While Direction 110 still gives primary consideration to both criminal histories and connections to Australia, the principles shaping these considerations have shifted. Unlike Direction 99, which generally afforded a higher level of tolerance for serious conduct by non-citizens who have lived in Australia for most of their lives, Direction 110 only states that it “may” afford tolerance, depending on the circumstances.

Moreover, the new directive stresses that “the safety of the Australian community is the highest priority of the Australian government.” It also mandates primary consideration of the impact of the offending on any victims and their families, which was previously listed as an “other consideration.”

Direction 110 also removes explicit language that gives more weight to the fact that a person has children who are Australian citizens or permanent residents. Instead, it retains broader language about “family or social links.”

Minister Giles’ Stance

Minister Giles defended the new directive, stating,

“The revised Direction makes it clear that the safety of the Australian community is the government’s highest priority. This common sense approach ensures that our migration system is working always in our national interest.”

Giles argued that Direction 110 addresses issues not only with Direction 99 but also with the Coalition-era direction that preceded it. The government pointed to several cases during the Coalition’s tenure where deportations were overturned for similar reasons.

Civil Society Groups’ Response

The introduction of Direction 110 has not been without criticism. A coalition of over 40 legal, civil society, and human rights groups issued a statement expressing concern over the ongoing attacks on Direction 99 and independent decision-making by the AAT.

“We are deeply concerned by the ongoing attacks in media and political commentary on ministerial Direction 99 and independent decision-making in character matters by the Administrative Appeals Tribunal,” the statement read. “These attacks are misleading and discriminatory and threaten the rule of law.”

The group, which includes the Human Rights Law Centre and the Asylum Seeker Resource Centre, emphasised that Direction 99 involved only minor changes to previous directives and stressed the importance of independent decision-making based on comprehensive evidence.

“Everyone in Australia, no matter their background or visa status, deserves to be treated equally before the law and have their circumstances fully and independently considered before lifelong consequences are visited on them,” the statement concluded.
★ ★ ★
Short exercise a
In the Direction 110 article, what was previously listed as an "other consideration"?
★ ★ ★
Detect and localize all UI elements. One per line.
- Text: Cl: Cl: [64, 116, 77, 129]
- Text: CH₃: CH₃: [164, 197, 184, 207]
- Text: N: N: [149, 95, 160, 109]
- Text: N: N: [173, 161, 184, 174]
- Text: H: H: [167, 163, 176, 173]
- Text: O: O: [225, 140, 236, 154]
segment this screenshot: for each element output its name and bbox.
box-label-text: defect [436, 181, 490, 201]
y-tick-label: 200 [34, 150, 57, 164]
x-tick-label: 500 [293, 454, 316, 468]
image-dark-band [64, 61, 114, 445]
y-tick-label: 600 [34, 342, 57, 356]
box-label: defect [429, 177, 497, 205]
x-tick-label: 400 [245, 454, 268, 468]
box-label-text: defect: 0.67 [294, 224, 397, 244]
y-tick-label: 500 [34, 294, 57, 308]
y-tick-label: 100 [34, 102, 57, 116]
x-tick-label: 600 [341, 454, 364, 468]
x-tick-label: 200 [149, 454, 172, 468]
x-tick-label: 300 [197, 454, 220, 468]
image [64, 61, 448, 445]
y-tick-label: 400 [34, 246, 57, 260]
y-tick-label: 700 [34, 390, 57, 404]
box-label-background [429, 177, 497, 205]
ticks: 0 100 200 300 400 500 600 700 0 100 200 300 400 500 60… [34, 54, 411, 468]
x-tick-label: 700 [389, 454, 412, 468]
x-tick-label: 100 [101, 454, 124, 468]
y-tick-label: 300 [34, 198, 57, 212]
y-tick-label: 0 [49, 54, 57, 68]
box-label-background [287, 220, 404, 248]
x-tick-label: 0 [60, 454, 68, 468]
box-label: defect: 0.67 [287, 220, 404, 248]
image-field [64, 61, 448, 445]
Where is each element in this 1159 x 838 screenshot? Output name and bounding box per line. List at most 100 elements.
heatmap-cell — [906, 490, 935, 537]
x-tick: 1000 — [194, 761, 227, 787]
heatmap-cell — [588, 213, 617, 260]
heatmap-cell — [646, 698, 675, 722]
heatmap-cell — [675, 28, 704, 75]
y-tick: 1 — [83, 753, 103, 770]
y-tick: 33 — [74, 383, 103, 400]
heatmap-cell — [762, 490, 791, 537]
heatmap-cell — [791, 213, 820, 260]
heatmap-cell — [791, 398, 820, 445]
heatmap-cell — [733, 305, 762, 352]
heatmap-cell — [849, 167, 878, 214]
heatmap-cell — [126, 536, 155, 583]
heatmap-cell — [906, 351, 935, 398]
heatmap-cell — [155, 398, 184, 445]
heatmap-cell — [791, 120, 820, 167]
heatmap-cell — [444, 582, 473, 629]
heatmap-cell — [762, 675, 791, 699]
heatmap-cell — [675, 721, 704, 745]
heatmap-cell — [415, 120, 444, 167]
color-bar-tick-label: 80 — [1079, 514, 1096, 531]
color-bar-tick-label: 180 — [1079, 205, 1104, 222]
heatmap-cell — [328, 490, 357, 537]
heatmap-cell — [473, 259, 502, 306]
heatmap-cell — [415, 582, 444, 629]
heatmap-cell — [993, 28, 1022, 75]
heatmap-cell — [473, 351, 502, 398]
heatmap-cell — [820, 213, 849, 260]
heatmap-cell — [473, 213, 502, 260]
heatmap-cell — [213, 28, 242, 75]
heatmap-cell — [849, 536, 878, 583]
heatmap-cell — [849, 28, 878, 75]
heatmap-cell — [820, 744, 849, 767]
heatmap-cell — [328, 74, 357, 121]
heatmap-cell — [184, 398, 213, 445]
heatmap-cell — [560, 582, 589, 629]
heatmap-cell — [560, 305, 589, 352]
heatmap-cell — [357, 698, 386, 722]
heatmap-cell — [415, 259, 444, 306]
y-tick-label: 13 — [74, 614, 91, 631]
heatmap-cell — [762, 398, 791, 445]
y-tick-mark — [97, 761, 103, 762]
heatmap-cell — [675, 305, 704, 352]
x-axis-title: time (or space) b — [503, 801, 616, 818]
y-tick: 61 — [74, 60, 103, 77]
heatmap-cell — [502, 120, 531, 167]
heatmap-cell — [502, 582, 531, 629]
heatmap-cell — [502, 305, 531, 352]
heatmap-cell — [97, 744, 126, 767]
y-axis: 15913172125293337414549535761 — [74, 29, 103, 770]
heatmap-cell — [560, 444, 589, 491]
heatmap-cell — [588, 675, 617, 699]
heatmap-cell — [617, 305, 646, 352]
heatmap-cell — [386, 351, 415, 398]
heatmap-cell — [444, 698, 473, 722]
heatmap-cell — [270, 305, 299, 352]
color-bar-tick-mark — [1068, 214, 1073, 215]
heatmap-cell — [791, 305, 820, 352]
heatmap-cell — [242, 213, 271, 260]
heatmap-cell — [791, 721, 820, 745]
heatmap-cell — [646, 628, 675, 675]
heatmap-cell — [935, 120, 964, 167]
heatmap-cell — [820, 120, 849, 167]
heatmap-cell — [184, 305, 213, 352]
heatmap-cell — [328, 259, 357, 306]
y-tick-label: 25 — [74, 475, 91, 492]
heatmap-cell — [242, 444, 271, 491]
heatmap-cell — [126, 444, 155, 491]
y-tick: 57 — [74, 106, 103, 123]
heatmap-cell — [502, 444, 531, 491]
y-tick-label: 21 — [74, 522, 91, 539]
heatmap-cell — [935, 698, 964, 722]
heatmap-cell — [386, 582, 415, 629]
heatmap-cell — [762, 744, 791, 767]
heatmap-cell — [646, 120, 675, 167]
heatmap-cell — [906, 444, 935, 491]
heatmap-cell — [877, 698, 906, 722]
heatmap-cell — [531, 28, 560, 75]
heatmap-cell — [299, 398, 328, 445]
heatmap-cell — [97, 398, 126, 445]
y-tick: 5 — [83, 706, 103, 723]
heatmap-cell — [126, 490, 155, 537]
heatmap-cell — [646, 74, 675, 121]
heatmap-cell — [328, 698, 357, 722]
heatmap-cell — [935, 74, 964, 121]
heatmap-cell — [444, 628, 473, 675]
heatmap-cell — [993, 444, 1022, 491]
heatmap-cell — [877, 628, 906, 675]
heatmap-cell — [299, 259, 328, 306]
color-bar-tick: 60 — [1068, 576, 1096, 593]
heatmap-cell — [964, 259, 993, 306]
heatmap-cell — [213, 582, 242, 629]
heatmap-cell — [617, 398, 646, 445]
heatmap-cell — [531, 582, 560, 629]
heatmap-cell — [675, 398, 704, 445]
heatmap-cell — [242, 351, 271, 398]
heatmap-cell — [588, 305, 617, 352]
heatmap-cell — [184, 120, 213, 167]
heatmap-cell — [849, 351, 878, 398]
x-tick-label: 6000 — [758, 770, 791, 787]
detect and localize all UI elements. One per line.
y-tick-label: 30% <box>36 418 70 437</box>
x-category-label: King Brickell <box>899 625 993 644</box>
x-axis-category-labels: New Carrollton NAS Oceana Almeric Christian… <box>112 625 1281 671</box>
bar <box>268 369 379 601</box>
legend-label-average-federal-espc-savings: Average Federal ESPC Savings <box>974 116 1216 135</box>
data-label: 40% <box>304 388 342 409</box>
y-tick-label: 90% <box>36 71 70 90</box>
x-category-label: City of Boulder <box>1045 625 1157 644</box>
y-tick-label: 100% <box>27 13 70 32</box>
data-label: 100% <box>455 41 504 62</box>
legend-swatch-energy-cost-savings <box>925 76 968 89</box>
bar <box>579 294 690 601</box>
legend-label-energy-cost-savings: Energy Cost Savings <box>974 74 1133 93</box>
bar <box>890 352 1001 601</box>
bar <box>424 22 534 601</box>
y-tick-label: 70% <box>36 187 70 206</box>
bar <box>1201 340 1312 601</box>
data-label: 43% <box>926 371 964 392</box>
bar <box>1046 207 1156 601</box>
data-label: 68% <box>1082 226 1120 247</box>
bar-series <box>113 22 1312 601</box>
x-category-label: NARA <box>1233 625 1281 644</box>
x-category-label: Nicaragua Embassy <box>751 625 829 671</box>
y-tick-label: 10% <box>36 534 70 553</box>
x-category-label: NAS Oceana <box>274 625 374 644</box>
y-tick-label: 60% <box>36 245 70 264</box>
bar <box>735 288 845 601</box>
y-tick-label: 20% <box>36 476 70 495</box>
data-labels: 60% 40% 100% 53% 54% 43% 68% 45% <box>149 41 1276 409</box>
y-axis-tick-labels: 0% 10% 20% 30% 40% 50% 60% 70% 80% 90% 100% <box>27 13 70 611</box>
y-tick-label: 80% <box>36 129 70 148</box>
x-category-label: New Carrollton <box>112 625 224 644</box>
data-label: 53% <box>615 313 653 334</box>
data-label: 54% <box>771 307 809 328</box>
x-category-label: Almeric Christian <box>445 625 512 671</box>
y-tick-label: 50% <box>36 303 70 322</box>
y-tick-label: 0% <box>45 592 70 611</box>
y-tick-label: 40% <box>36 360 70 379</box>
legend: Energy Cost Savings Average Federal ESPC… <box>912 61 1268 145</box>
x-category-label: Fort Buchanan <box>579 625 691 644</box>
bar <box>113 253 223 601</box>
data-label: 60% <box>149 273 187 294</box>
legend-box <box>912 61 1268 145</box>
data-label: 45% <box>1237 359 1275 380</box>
★ ★ ★
Short exercise b
Please rewrite the rows from the first row through the line containing "y-tick-label: 400 [34, 246, 57, 260]", both included, with "defect" changed to "flaw" and nothing else altered.

Full solution a
The impact of the offending on any victims and their families.

Full solution b
Detect and localize all UI elements. One per line.
- Text: Cl: Cl: [64, 116, 77, 129]
- Text: CH₃: CH₃: [164, 197, 184, 207]
- Text: N: N: [149, 95, 160, 109]
- Text: N: N: [173, 161, 184, 174]
- Text: H: H: [167, 163, 176, 173]
- Text: O: O: [225, 140, 236, 154]
segment this screenshot: for each element output its name and bbox.
box-label-text: flaw [436, 181, 490, 201]
y-tick-label: 200 [34, 150, 57, 164]
x-tick-label: 500 [293, 454, 316, 468]
image-dark-band [64, 61, 114, 445]
y-tick-label: 600 [34, 342, 57, 356]
box-label: flaw [429, 177, 497, 205]
x-tick-label: 400 [245, 454, 268, 468]
box-label-text: flaw: 0.67 [294, 224, 397, 244]
y-tick-label: 500 [34, 294, 57, 308]
y-tick-label: 100 [34, 102, 57, 116]
x-tick-label: 600 [341, 454, 364, 468]
x-tick-label: 200 [149, 454, 172, 468]
x-tick-label: 300 [197, 454, 220, 468]
image [64, 61, 448, 445]
y-tick-label: 400 [34, 246, 57, 260]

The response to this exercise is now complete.